(Source records)
* * * * * * * * *

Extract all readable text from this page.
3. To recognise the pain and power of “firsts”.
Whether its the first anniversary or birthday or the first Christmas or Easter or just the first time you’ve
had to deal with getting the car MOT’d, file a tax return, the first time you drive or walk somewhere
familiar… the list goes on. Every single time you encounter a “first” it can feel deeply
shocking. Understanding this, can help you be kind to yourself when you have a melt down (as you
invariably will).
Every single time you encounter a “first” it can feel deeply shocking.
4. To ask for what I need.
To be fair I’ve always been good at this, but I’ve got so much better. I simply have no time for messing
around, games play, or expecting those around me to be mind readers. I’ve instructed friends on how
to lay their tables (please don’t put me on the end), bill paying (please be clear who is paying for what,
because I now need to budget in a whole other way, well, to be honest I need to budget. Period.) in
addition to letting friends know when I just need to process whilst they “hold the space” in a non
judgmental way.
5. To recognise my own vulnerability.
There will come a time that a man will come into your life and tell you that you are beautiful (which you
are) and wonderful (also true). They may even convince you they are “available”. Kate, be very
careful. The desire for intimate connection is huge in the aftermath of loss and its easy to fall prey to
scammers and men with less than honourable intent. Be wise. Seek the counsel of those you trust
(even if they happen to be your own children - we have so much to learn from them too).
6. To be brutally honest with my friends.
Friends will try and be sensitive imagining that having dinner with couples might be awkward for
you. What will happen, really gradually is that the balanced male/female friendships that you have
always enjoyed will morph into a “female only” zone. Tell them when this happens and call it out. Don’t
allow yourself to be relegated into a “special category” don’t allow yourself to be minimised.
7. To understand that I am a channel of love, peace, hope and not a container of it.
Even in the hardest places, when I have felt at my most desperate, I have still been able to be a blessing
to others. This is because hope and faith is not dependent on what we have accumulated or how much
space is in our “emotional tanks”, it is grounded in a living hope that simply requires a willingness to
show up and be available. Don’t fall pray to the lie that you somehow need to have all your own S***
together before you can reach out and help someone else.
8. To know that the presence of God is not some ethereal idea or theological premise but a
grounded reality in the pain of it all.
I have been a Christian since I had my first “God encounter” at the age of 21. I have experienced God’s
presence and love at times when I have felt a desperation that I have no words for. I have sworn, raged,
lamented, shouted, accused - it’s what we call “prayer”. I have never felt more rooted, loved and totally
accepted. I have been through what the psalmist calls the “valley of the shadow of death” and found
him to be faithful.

* * * * * * * * *

Scan the entries above. Copy each line that has the string "them".

(even if they happen to be your own children - we have so much to learn from them too).
always enjoyed will morph into a “female only” zone. Tell them when this happens and call it out. Don’t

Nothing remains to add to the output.